(Dataset records on visual material)
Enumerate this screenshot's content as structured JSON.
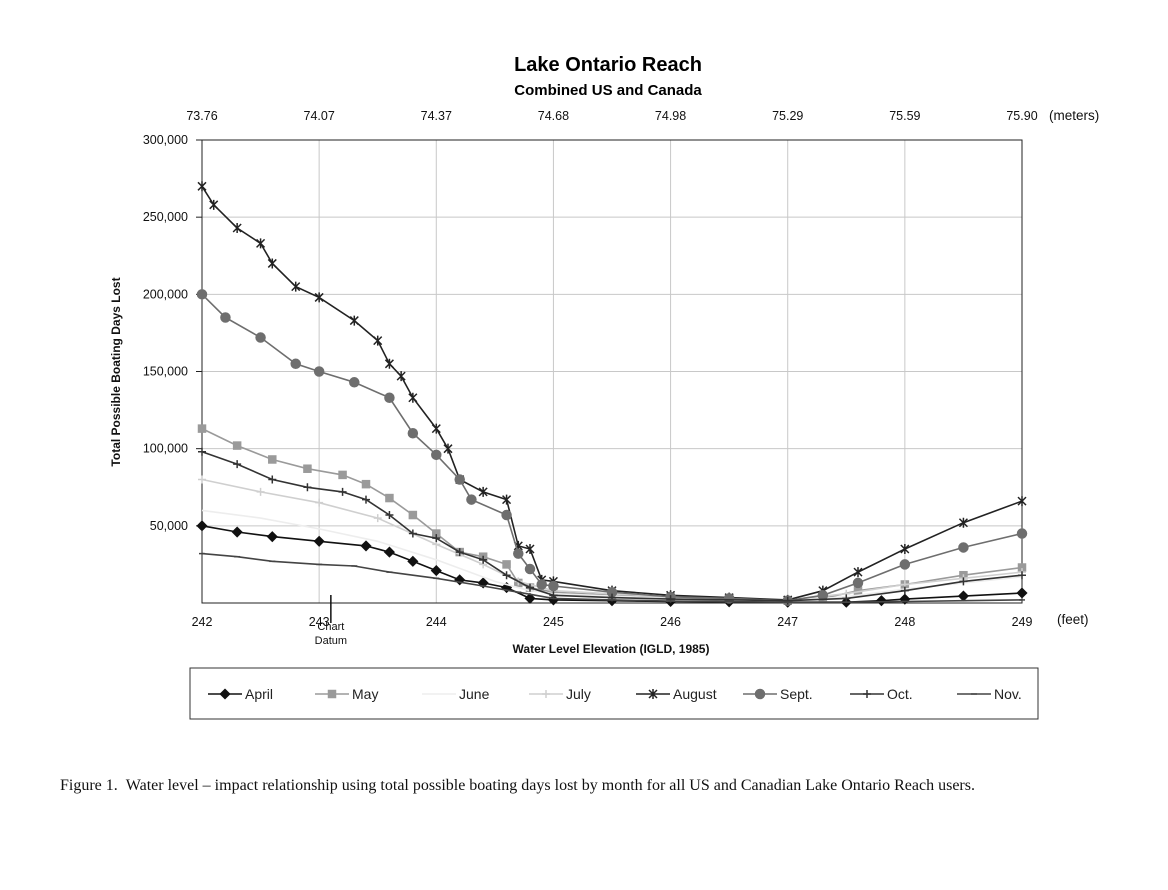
{
  "chart_data": {
    "type": "line",
    "title": "Lake Ontario Reach",
    "subtitle": "Combined US and Canada",
    "xlabel": "Water Level Elevation (IGLD, 1985)",
    "ylabel": "Total Possible Boating Days Lost",
    "x_unit": "(feet)",
    "x2_unit": "(meters)",
    "xlim": [
      242,
      249
    ],
    "ylim": [
      0,
      300000
    ],
    "x_ticks": [
      "242",
      "243",
      "244",
      "245",
      "246",
      "247",
      "248",
      "249"
    ],
    "x2_ticks": [
      "73.76",
      "74.07",
      "74.37",
      "74.68",
      "74.98",
      "75.29",
      "75.59",
      "75.90"
    ],
    "y_ticks": [
      "300,000",
      "250,000",
      "200,000",
      "150,000",
      "100,000",
      "50,000"
    ],
    "y_tick_values": [
      300000,
      250000,
      200000,
      150000,
      100000,
      50000
    ],
    "annotation": {
      "x": 243.1,
      "line1": "Chart",
      "line2": "Datum"
    },
    "grid": true,
    "legend_position": "bottom",
    "series": [
      {
        "name": "April",
        "color": "#111111",
        "marker": "diamond",
        "points": [
          [
            242,
            50000
          ],
          [
            242.3,
            46000
          ],
          [
            242.6,
            43000
          ],
          [
            243.0,
            40000
          ],
          [
            243.4,
            37000
          ],
          [
            243.6,
            33000
          ],
          [
            243.8,
            27000
          ],
          [
            244.0,
            21000
          ],
          [
            244.2,
            15000
          ],
          [
            244.4,
            13000
          ],
          [
            244.6,
            10000
          ],
          [
            244.8,
            3000
          ],
          [
            245.0,
            2000
          ],
          [
            245.5,
            1500
          ],
          [
            246.0,
            1000
          ],
          [
            246.5,
            800
          ],
          [
            247.0,
            500
          ],
          [
            247.5,
            500
          ],
          [
            247.8,
            1500
          ],
          [
            248.0,
            2500
          ],
          [
            248.5,
            4500
          ],
          [
            249,
            6500
          ]
        ]
      },
      {
        "name": "May",
        "color": "#9a9a9a",
        "marker": "square",
        "points": [
          [
            242,
            113000
          ],
          [
            242.3,
            102000
          ],
          [
            242.6,
            93000
          ],
          [
            242.9,
            87000
          ],
          [
            243.2,
            83000
          ],
          [
            243.4,
            77000
          ],
          [
            243.6,
            68000
          ],
          [
            243.8,
            57000
          ],
          [
            244.0,
            45000
          ],
          [
            244.2,
            33000
          ],
          [
            244.4,
            30000
          ],
          [
            244.6,
            25000
          ],
          [
            244.7,
            13000
          ],
          [
            244.8,
            10000
          ],
          [
            245.0,
            7000
          ],
          [
            245.5,
            5000
          ],
          [
            246.0,
            3500
          ],
          [
            246.5,
            3000
          ],
          [
            247.0,
            1500
          ],
          [
            247.3,
            3000
          ],
          [
            247.6,
            8000
          ],
          [
            248.0,
            12000
          ],
          [
            248.5,
            18000
          ],
          [
            249,
            23000
          ]
        ]
      },
      {
        "name": "June",
        "color": "#ededed",
        "marker": "none",
        "points": [
          [
            242,
            60000
          ],
          [
            242.5,
            55000
          ],
          [
            243.0,
            48000
          ],
          [
            243.5,
            40000
          ],
          [
            244.0,
            28000
          ],
          [
            244.5,
            14000
          ],
          [
            244.8,
            8000
          ],
          [
            245.0,
            6000
          ],
          [
            246.0,
            3000
          ],
          [
            247.0,
            1500
          ],
          [
            247.5,
            4000
          ],
          [
            248.0,
            9000
          ],
          [
            248.5,
            13000
          ],
          [
            249,
            17000
          ]
        ]
      },
      {
        "name": "July",
        "color": "#cfcfcf",
        "marker": "plus",
        "points": [
          [
            242,
            80000
          ],
          [
            242.5,
            72000
          ],
          [
            243.0,
            65000
          ],
          [
            243.5,
            55000
          ],
          [
            244.0,
            38000
          ],
          [
            244.4,
            25000
          ],
          [
            244.7,
            14000
          ],
          [
            245.0,
            8000
          ],
          [
            246.0,
            4000
          ],
          [
            247.0,
            2000
          ],
          [
            247.5,
            6000
          ],
          [
            248.0,
            12000
          ],
          [
            248.5,
            16000
          ],
          [
            249,
            20000
          ]
        ]
      },
      {
        "name": "August",
        "color": "#222222",
        "marker": "xstar",
        "points": [
          [
            242,
            270000
          ],
          [
            242.1,
            258000
          ],
          [
            242.3,
            243000
          ],
          [
            242.5,
            233000
          ],
          [
            242.6,
            220000
          ],
          [
            242.8,
            205000
          ],
          [
            243.0,
            198000
          ],
          [
            243.3,
            183000
          ],
          [
            243.5,
            170000
          ],
          [
            243.6,
            155000
          ],
          [
            243.7,
            147000
          ],
          [
            243.8,
            133000
          ],
          [
            244.0,
            113000
          ],
          [
            244.1,
            100000
          ],
          [
            244.2,
            80000
          ],
          [
            244.4,
            72000
          ],
          [
            244.6,
            67000
          ],
          [
            244.7,
            37000
          ],
          [
            244.8,
            35000
          ],
          [
            244.9,
            15000
          ],
          [
            245.0,
            14000
          ],
          [
            245.5,
            8000
          ],
          [
            246.0,
            5000
          ],
          [
            246.5,
            3500
          ],
          [
            247.0,
            2000
          ],
          [
            247.3,
            8000
          ],
          [
            247.6,
            20000
          ],
          [
            248.0,
            35000
          ],
          [
            248.5,
            52000
          ],
          [
            249,
            66000
          ]
        ]
      },
      {
        "name": "Sept.",
        "color": "#6e6e6e",
        "marker": "circle",
        "points": [
          [
            242,
            200000
          ],
          [
            242.2,
            185000
          ],
          [
            242.5,
            172000
          ],
          [
            242.8,
            155000
          ],
          [
            243.0,
            150000
          ],
          [
            243.3,
            143000
          ],
          [
            243.6,
            133000
          ],
          [
            243.8,
            110000
          ],
          [
            244.0,
            96000
          ],
          [
            244.2,
            80000
          ],
          [
            244.3,
            67000
          ],
          [
            244.6,
            57000
          ],
          [
            244.7,
            32000
          ],
          [
            244.8,
            22000
          ],
          [
            244.9,
            12000
          ],
          [
            245.0,
            11000
          ],
          [
            245.5,
            7000
          ],
          [
            246.0,
            4000
          ],
          [
            246.5,
            3000
          ],
          [
            247.0,
            1500
          ],
          [
            247.3,
            5000
          ],
          [
            247.6,
            13000
          ],
          [
            248.0,
            25000
          ],
          [
            248.5,
            36000
          ],
          [
            249,
            45000
          ]
        ]
      },
      {
        "name": "Oct.",
        "color": "#333333",
        "marker": "plus",
        "points": [
          [
            242,
            98000
          ],
          [
            242.3,
            90000
          ],
          [
            242.6,
            80000
          ],
          [
            242.9,
            75000
          ],
          [
            243.2,
            72000
          ],
          [
            243.4,
            67000
          ],
          [
            243.6,
            57000
          ],
          [
            243.8,
            45000
          ],
          [
            244.0,
            42000
          ],
          [
            244.2,
            33000
          ],
          [
            244.4,
            28000
          ],
          [
            244.6,
            18000
          ],
          [
            244.8,
            10000
          ],
          [
            245.0,
            5000
          ],
          [
            245.5,
            3500
          ],
          [
            246.0,
            2500
          ],
          [
            247.0,
            1500
          ],
          [
            247.5,
            3000
          ],
          [
            248.0,
            8000
          ],
          [
            248.5,
            14000
          ],
          [
            249,
            18000
          ]
        ]
      },
      {
        "name": "Nov.",
        "color": "#444444",
        "marker": "tick",
        "points": [
          [
            242,
            32000
          ],
          [
            242.3,
            30000
          ],
          [
            242.6,
            27000
          ],
          [
            243.0,
            25000
          ],
          [
            243.3,
            24000
          ],
          [
            243.6,
            20000
          ],
          [
            244.0,
            16000
          ],
          [
            244.4,
            11000
          ],
          [
            244.7,
            7000
          ],
          [
            245.0,
            3000
          ],
          [
            245.5,
            2000
          ],
          [
            246.0,
            1200
          ],
          [
            247.0,
            500
          ],
          [
            247.5,
            500
          ],
          [
            248.0,
            1000
          ],
          [
            248.5,
            1500
          ],
          [
            249,
            2000
          ]
        ]
      }
    ]
  },
  "caption": {
    "label": "Figure 1.",
    "text": "Water level – impact relationship using total possible boating days lost by month for all US and Canadian Lake Ontario Reach users."
  }
}
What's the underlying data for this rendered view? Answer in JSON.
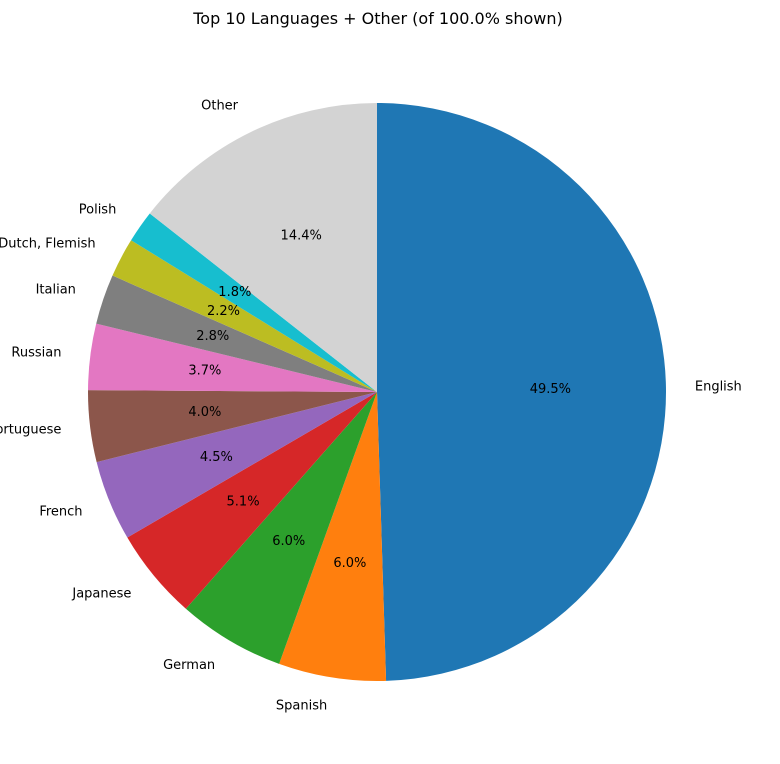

*Task instructions*. How many lines in the records above contain the word "Reach"? Reply with the number and nothing more.

*The reply*. 2